### To be done
Do not include the pictures; repeat the rest of the data exactly.

### Data for this exercise
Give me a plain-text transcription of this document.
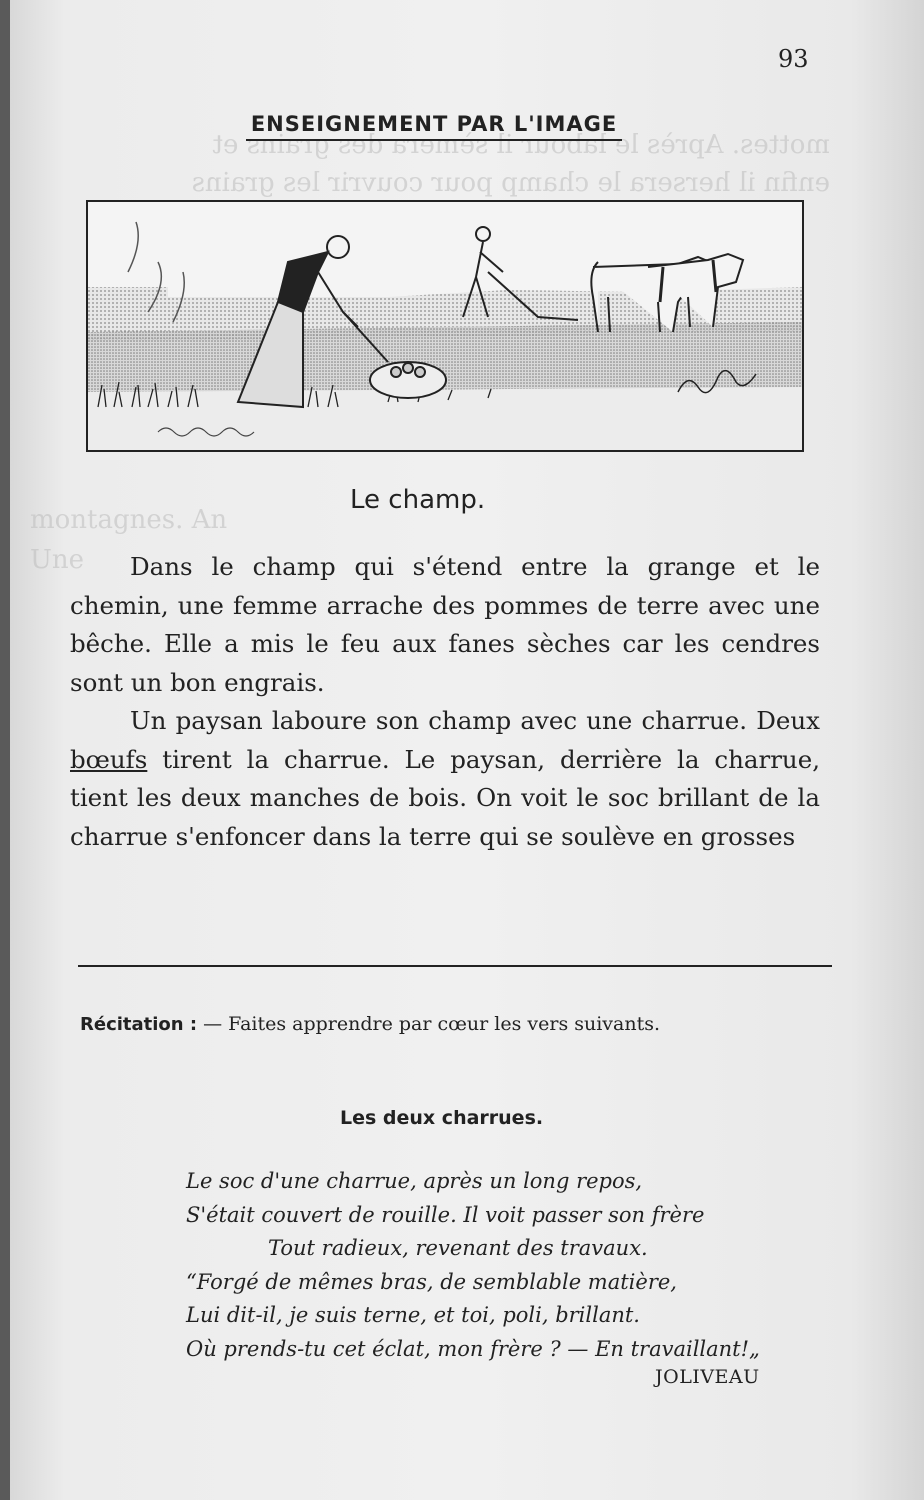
mottes. Après le labour il sèmera des grains et
enfin il hersera le champ pour couvrir les grains
montagnes. An
Une
93
ENSEIGNEMENT PAR L'IMAGE
Le champ.

Dans le champ qui s'étend entre la grange et le chemin, une femme arrache des pommes de terre avec une bêche. Elle a mis le feu aux fanes sèches car les cendres sont un bon engrais.

Un paysan laboure son champ avec une charrue. Deux bœufs tirent la charrue. Le paysan, derrière la charrue, tient les deux manches de bois. On voit le soc brillant de la charrue s'enfoncer dans la terre qui se soulève en grosses

Récitation : — Faites apprendre par cœur les vers suivants.
Les deux charrues.
Le soc d'une charrue, après un long repos,
S'était couvert de rouille. Il voit passer son frère
Tout radieux, revenant des travaux.
“Forgé de mêmes bras, de semblable matière,
Lui dit-il, je suis terne, et toi, poli, brillant.
Où prends-tu cet éclat, mon frère ? — En travaillant!„
JOLIVEAU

### Result of this exercise
Give me a plain-text transcription of this document.
mottes. Après le labour il sèmera des grains et
enfin il hersera le champ pour couvrir les grains
montagnes. An
Une
93
ENSEIGNEMENT PAR L'IMAGE
Le champ.

Dans le champ qui s'étend entre la grange et le chemin, une femme arrache des pommes de terre avec une bêche. Elle a mis le feu aux fanes sèches car les cendres sont un bon engrais.

Un paysan laboure son champ avec une charrue. Deux bœufs tirent la charrue. Le paysan, derrière la charrue, tient les deux manches de bois. On voit le soc brillant de la charrue s'enfoncer dans la terre qui se soulève en grosses

Récitation : — Faites apprendre par cœur les vers suivants.
Les deux charrues.
Le soc d'une charrue, après un long repos,
S'était couvert de rouille. Il voit passer son frère
Tout radieux, revenant des travaux.
“Forgé de mêmes bras, de semblable matière,
Lui dit-il, je suis terne, et toi, poli, brillant.
Où prends-tu cet éclat, mon frère ? — En travaillant!„
JOLIVEAU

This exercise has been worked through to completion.